**EXERCISE GOAL**
Every record must be written out once more, with nothing added or omitted.

Data listing:
* * *

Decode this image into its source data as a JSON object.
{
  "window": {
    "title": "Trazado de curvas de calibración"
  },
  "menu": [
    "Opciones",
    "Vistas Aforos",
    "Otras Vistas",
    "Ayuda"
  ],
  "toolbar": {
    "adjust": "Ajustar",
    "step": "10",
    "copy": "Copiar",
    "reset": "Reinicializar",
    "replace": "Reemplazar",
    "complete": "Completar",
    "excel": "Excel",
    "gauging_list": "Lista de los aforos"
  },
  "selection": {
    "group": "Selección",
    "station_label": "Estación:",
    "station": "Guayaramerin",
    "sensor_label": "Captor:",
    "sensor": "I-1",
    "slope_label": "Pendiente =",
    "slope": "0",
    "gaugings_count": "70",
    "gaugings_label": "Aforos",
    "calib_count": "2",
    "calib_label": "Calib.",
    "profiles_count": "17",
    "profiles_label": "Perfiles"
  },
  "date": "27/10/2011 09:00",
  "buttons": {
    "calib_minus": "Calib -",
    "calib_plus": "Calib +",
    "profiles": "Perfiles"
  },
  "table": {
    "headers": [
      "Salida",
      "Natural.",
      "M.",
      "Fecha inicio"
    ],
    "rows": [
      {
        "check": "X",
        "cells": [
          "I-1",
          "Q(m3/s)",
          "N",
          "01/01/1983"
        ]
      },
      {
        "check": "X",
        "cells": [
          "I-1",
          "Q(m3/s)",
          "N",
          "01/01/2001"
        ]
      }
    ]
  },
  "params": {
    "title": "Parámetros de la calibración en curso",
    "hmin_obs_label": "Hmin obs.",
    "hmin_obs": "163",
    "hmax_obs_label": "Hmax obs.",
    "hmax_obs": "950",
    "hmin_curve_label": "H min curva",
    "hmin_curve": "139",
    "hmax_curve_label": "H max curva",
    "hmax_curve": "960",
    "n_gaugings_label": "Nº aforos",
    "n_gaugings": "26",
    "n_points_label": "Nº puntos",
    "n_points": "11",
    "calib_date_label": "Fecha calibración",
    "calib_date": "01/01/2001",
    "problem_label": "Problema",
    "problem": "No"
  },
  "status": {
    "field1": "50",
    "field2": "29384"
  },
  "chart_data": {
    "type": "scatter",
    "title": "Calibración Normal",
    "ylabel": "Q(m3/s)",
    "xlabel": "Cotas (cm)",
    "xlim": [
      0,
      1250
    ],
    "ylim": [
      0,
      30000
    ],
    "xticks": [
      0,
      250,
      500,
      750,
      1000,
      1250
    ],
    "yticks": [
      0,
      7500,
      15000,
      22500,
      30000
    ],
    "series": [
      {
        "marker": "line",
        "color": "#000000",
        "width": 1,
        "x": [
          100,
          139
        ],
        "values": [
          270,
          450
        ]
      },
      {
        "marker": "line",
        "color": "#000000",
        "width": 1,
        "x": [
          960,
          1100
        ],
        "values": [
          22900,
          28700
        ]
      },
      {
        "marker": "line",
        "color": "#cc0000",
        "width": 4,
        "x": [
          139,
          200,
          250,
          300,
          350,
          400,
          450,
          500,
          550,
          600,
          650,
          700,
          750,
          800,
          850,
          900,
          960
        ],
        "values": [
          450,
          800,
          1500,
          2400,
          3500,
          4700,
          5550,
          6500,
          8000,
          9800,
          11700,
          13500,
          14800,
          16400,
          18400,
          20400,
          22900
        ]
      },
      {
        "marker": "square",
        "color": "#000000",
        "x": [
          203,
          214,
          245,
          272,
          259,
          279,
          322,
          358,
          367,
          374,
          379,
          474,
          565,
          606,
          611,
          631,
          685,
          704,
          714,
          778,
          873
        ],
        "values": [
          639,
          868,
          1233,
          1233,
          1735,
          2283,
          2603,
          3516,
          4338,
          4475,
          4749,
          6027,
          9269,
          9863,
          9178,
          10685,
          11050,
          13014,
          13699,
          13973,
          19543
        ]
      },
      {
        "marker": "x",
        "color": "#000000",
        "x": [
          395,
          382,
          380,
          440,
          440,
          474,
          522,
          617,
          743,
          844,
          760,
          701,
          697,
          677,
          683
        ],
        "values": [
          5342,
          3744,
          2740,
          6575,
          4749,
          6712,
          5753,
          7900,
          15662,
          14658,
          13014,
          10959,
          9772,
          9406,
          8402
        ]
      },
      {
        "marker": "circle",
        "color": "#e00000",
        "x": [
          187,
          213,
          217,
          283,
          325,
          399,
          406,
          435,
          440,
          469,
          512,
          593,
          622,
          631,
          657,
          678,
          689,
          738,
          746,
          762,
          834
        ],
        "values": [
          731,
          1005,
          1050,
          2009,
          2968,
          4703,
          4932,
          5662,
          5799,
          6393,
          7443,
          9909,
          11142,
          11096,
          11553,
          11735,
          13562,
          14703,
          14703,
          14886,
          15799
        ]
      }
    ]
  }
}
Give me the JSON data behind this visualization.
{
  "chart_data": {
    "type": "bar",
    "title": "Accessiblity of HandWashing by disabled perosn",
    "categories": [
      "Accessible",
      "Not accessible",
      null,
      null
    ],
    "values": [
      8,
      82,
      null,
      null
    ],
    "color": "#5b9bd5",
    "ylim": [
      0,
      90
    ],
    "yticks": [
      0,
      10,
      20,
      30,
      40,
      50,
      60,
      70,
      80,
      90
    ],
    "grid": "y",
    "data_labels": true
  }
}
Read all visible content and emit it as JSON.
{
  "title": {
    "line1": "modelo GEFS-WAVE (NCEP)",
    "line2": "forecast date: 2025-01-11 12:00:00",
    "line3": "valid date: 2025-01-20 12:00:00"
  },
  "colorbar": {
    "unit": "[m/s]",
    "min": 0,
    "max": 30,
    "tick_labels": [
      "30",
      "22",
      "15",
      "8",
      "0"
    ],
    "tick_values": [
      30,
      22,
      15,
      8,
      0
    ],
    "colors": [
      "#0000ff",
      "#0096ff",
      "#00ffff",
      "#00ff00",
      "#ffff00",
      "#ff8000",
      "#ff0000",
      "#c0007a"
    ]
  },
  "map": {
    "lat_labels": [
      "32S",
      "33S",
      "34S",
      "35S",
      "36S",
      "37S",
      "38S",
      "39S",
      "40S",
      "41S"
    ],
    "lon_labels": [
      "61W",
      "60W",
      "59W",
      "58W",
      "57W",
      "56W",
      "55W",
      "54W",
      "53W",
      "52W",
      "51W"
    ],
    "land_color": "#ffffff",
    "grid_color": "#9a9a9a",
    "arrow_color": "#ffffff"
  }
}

* * *

**WRITTEN SOLUTION**
Decode this image into its source data as a JSON object.
{
  "window": {
    "title": "Trazado de curvas de calibración"
  },
  "menu": [
    "Opciones",
    "Vistas Aforos",
    "Otras Vistas",
    "Ayuda"
  ],
  "toolbar": {
    "adjust": "Ajustar",
    "step": "10",
    "copy": "Copiar",
    "reset": "Reinicializar",
    "replace": "Reemplazar",
    "complete": "Completar",
    "excel": "Excel",
    "gauging_list": "Lista de los aforos"
  },
  "selection": {
    "group": "Selección",
    "station_label": "Estación:",
    "station": "Guayaramerin",
    "sensor_label": "Captor:",
    "sensor": "I-1",
    "slope_label": "Pendiente =",
    "slope": "0",
    "gaugings_count": "70",
    "gaugings_label": "Aforos",
    "calib_count": "2",
    "calib_label": "Calib.",
    "profiles_count": "17",
    "profiles_label": "Perfiles"
  },
  "date": "27/10/2011 09:00",
  "buttons": {
    "calib_minus": "Calib -",
    "calib_plus": "Calib +",
    "profiles": "Perfiles"
  },
  "table": {
    "headers": [
      "Salida",
      "Natural.",
      "M.",
      "Fecha inicio"
    ],
    "rows": [
      {
        "check": "X",
        "cells": [
          "I-1",
          "Q(m3/s)",
          "N",
          "01/01/1983"
        ]
      },
      {
        "check": "X",
        "cells": [
          "I-1",
          "Q(m3/s)",
          "N",
          "01/01/2001"
        ]
      }
    ]
  },
  "params": {
    "title": "Parámetros de la calibración en curso",
    "hmin_obs_label": "Hmin obs.",
    "hmin_obs": "163",
    "hmax_obs_label": "Hmax obs.",
    "hmax_obs": "950",
    "hmin_curve_label": "H min curva",
    "hmin_curve": "139",
    "hmax_curve_label": "H max curva",
    "hmax_curve": "960",
    "n_gaugings_label": "Nº aforos",
    "n_gaugings": "26",
    "n_points_label": "Nº puntos",
    "n_points": "11",
    "calib_date_label": "Fecha calibración",
    "calib_date": "01/01/2001",
    "problem_label": "Problema",
    "problem": "No"
  },
  "status": {
    "field1": "50",
    "field2": "29384"
  },
  "chart_data": {
    "type": "scatter",
    "title": "Calibración Normal",
    "ylabel": "Q(m3/s)",
    "xlabel": "Cotas (cm)",
    "xlim": [
      0,
      1250
    ],
    "ylim": [
      0,
      30000
    ],
    "xticks": [
      0,
      250,
      500,
      750,
      1000,
      1250
    ],
    "yticks": [
      0,
      7500,
      15000,
      22500,
      30000
    ],
    "series": [
      {
        "marker": "line",
        "color": "#000000",
        "width": 1,
        "x": [
          100,
          139
        ],
        "values": [
          270,
          450
        ]
      },
      {
        "marker": "line",
        "color": "#000000",
        "width": 1,
        "x": [
          960,
          1100
        ],
        "values": [
          22900,
          28700
        ]
      },
      {
        "marker": "line",
        "color": "#cc0000",
        "width": 4,
        "x": [
          139,
          200,
          250,
          300,
          350,
          400,
          450,
          500,
          550,
          600,
          650,
          700,
          750,
          800,
          850,
          900,
          960
        ],
        "values": [
          450,
          800,
          1500,
          2400,
          3500,
          4700,
          5550,
          6500,
          8000,
          9800,
          11700,
          13500,
          14800,
          16400,
          18400,
          20400,
          22900
        ]
      },
      {
        "marker": "square",
        "color": "#000000",
        "x": [
          203,
          214,
          245,
          272,
          259,
          279,
          322,
          358,
          367,
          374,
          379,
          474,
          565,
          606,
          611,
          631,
          685,
          704,
          714,
          778,
          873
        ],
        "values": [
          639,
          868,
          1233,
          1233,
          1735,
          2283,
          2603,
          3516,
          4338,
          4475,
          4749,
          6027,
          9269,
          9863,
          9178,
          10685,
          11050,
          13014,
          13699,
          13973,
          19543
        ]
      },
      {
        "marker": "x",
        "color": "#000000",
        "x": [
          395,
          382,
          380,
          440,
          440,
          474,
          522,
          617,
          743,
          844,
          760,
          701,
          697,
          677,
          683
        ],
        "values": [
          5342,
          3744,
          2740,
          6575,
          4749,
          6712,
          5753,
          7900,
          15662,
          14658,
          13014,
          10959,
          9772,
          9406,
          8402
        ]
      },
      {
        "marker": "circle",
        "color": "#e00000",
        "x": [
          187,
          213,
          217,
          283,
          325,
          399,
          406,
          435,
          440,
          469,
          512,
          593,
          622,
          631,
          657,
          678,
          689,
          738,
          746,
          762,
          834
        ],
        "values": [
          731,
          1005,
          1050,
          2009,
          2968,
          4703,
          4932,
          5662,
          5799,
          6393,
          7443,
          9909,
          11142,
          11096,
          11553,
          11735,
          13562,
          14703,
          14703,
          14886,
          15799
        ]
      }
    ]
  }
}
Give me the JSON data behind this visualization.
{
  "chart_data": {
    "type": "bar",
    "title": "Accessiblity of HandWashing by disabled perosn",
    "categories": [
      "Accessible",
      "Not accessible",
      null,
      null
    ],
    "values": [
      8,
      82,
      null,
      null
    ],
    "color": "#5b9bd5",
    "ylim": [
      0,
      90
    ],
    "yticks": [
      0,
      10,
      20,
      30,
      40,
      50,
      60,
      70,
      80,
      90
    ],
    "grid": "y",
    "data_labels": true
  }
}
Read all visible content and emit it as JSON.
{
  "title": {
    "line1": "modelo GEFS-WAVE (NCEP)",
    "line2": "forecast date: 2025-01-11 12:00:00",
    "line3": "valid date: 2025-01-20 12:00:00"
  },
  "colorbar": {
    "unit": "[m/s]",
    "min": 0,
    "max": 30,
    "tick_labels": [
      "30",
      "22",
      "15",
      "8",
      "0"
    ],
    "tick_values": [
      30,
      22,
      15,
      8,
      0
    ],
    "colors": [
      "#0000ff",
      "#0096ff",
      "#00ffff",
      "#00ff00",
      "#ffff00",
      "#ff8000",
      "#ff0000",
      "#c0007a"
    ]
  },
  "map": {
    "lat_labels": [
      "32S",
      "33S",
      "34S",
      "35S",
      "36S",
      "37S",
      "38S",
      "39S",
      "40S",
      "41S"
    ],
    "lon_labels": [
      "61W",
      "60W",
      "59W",
      "58W",
      "57W",
      "56W",
      "55W",
      "54W",
      "53W",
      "52W",
      "51W"
    ],
    "land_color": "#ffffff",
    "grid_color": "#9a9a9a",
    "arrow_color": "#ffffff"
  }
}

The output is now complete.